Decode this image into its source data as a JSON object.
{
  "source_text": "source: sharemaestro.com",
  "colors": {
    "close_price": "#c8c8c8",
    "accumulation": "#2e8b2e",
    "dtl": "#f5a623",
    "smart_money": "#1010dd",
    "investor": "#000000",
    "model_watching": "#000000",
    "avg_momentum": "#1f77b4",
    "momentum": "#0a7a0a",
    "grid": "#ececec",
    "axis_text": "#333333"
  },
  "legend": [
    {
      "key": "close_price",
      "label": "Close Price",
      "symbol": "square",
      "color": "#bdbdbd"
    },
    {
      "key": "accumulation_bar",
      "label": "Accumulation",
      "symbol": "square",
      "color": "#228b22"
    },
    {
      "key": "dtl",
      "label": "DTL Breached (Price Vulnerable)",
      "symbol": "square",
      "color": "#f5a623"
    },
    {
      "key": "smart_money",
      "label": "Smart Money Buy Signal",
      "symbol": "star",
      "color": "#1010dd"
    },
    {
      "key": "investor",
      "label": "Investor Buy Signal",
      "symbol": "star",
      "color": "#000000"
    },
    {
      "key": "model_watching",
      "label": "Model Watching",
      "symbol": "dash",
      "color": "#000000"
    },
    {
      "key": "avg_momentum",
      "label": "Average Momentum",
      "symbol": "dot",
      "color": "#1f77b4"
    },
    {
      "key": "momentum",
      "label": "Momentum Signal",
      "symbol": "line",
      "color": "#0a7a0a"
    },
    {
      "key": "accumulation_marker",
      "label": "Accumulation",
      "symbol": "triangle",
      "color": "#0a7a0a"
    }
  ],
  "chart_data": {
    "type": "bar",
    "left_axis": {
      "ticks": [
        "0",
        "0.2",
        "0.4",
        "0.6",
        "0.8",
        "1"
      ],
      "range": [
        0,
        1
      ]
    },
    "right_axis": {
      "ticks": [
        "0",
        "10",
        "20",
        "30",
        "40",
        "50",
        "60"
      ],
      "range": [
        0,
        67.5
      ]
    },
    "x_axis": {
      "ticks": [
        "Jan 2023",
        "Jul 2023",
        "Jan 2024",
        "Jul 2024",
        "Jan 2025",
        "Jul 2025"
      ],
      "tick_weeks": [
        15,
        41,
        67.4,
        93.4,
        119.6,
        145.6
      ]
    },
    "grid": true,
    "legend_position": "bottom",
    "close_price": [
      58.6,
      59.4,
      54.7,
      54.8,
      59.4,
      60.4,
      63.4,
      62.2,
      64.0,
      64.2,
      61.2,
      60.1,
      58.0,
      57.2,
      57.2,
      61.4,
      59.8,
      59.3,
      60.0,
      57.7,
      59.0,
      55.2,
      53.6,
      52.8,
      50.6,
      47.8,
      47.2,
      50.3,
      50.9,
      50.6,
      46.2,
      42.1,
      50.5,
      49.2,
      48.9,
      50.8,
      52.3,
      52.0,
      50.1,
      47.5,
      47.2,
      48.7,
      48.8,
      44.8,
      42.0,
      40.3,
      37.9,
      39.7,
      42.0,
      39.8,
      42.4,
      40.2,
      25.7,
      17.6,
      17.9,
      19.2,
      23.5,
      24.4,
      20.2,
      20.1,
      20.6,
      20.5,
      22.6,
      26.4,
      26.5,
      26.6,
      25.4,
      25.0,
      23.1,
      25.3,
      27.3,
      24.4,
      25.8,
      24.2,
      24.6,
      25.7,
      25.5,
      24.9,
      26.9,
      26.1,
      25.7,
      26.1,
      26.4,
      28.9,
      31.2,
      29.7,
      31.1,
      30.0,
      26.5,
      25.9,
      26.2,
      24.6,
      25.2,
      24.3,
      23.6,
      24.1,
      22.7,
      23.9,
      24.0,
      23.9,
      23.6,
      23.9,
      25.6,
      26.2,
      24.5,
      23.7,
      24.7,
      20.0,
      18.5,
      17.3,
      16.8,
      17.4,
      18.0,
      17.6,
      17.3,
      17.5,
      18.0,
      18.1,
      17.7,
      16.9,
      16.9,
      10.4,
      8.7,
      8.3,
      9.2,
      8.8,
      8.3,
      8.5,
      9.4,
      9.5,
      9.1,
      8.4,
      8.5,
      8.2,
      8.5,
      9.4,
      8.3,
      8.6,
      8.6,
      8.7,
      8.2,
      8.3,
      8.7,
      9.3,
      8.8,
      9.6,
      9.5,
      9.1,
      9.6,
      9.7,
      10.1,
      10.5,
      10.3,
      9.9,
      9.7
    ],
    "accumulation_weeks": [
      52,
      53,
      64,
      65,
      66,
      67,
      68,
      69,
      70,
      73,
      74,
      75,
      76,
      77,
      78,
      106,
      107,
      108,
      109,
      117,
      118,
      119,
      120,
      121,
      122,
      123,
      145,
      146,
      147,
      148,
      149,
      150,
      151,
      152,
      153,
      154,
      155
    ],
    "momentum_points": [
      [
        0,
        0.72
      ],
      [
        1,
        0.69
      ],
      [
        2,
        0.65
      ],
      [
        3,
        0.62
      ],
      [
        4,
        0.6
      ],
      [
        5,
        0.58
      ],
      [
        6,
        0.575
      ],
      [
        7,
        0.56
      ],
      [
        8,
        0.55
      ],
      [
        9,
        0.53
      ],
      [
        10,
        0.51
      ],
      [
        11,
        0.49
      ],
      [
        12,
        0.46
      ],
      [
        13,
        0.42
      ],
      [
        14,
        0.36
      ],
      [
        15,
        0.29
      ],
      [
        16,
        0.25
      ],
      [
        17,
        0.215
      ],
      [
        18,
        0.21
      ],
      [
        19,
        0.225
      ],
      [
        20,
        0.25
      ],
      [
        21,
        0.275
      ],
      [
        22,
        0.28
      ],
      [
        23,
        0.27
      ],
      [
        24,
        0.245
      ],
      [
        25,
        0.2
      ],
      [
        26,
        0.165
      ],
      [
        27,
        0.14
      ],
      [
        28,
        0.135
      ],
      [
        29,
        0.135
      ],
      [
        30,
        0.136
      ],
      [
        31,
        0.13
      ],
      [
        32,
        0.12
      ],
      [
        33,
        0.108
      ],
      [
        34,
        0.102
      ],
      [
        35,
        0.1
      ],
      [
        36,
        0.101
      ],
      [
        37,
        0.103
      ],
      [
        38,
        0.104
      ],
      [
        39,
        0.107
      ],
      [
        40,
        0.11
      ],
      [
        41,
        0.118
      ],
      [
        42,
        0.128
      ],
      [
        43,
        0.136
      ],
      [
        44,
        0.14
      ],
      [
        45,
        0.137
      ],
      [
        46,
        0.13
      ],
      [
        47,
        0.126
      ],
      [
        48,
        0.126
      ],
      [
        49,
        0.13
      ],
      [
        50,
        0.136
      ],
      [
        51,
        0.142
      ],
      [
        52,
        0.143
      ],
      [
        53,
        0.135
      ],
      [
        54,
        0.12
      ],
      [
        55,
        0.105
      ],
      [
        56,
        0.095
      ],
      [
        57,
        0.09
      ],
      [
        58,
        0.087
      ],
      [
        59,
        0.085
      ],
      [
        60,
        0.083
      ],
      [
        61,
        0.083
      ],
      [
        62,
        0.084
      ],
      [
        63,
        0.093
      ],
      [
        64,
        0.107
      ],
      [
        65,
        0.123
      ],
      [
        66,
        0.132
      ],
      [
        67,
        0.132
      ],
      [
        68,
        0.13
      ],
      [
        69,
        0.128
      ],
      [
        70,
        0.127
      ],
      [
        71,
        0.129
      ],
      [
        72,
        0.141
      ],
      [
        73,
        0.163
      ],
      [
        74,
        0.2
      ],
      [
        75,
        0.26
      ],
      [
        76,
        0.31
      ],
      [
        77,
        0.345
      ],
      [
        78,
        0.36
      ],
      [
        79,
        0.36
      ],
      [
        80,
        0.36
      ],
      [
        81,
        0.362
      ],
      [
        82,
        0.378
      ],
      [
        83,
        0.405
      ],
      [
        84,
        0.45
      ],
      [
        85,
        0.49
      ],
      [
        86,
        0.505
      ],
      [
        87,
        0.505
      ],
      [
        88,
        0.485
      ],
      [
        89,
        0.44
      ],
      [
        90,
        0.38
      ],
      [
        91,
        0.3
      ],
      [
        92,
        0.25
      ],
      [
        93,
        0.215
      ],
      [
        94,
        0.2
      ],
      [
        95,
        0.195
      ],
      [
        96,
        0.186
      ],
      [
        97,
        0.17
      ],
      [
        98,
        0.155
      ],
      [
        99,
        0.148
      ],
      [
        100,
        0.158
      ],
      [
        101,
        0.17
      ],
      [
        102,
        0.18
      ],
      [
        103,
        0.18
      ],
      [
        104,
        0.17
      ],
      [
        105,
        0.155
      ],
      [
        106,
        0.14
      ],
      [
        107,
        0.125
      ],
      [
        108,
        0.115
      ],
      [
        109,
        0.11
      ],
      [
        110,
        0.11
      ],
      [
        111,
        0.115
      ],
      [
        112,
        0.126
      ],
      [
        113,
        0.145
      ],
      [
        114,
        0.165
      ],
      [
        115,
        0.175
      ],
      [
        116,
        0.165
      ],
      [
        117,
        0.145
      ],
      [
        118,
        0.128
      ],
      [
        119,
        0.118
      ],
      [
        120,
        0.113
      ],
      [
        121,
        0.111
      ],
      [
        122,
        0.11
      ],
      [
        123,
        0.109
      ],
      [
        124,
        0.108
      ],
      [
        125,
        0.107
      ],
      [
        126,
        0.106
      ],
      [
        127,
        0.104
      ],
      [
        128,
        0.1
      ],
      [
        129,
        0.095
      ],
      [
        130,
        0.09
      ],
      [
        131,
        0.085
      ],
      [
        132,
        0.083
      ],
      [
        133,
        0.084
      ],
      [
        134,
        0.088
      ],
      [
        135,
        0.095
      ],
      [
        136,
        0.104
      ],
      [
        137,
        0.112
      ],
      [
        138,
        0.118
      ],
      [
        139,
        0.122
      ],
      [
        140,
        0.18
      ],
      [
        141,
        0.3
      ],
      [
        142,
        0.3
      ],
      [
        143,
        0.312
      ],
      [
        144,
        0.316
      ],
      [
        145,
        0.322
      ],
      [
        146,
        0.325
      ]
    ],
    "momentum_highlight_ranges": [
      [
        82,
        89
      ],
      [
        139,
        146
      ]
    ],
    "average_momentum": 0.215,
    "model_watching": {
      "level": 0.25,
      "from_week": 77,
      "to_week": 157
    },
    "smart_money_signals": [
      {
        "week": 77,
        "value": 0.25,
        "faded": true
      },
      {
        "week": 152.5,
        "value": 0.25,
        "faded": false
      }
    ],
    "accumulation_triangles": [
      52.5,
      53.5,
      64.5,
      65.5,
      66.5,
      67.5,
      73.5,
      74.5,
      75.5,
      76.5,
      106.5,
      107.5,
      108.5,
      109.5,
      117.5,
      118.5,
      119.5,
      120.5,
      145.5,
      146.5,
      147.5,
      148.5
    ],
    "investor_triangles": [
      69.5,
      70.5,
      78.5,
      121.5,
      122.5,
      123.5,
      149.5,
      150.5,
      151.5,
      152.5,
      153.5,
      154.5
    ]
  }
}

◇ ◇ ◇

Exercise goal> Copy every line of the listing where the word "label" appears.

Reply to the exercise>
      "label": "Close Price",
      "label": "Accumulation",
      "label": "DTL Breached (Price Vulnerable)",
      "label": "Smart Money Buy Signal",
      "label": "Investor Buy Signal",
      "label": "Model Watching",
      "label": "Average Momentum",
      "label": "Momentum Signal",
      "label": "Accumulation",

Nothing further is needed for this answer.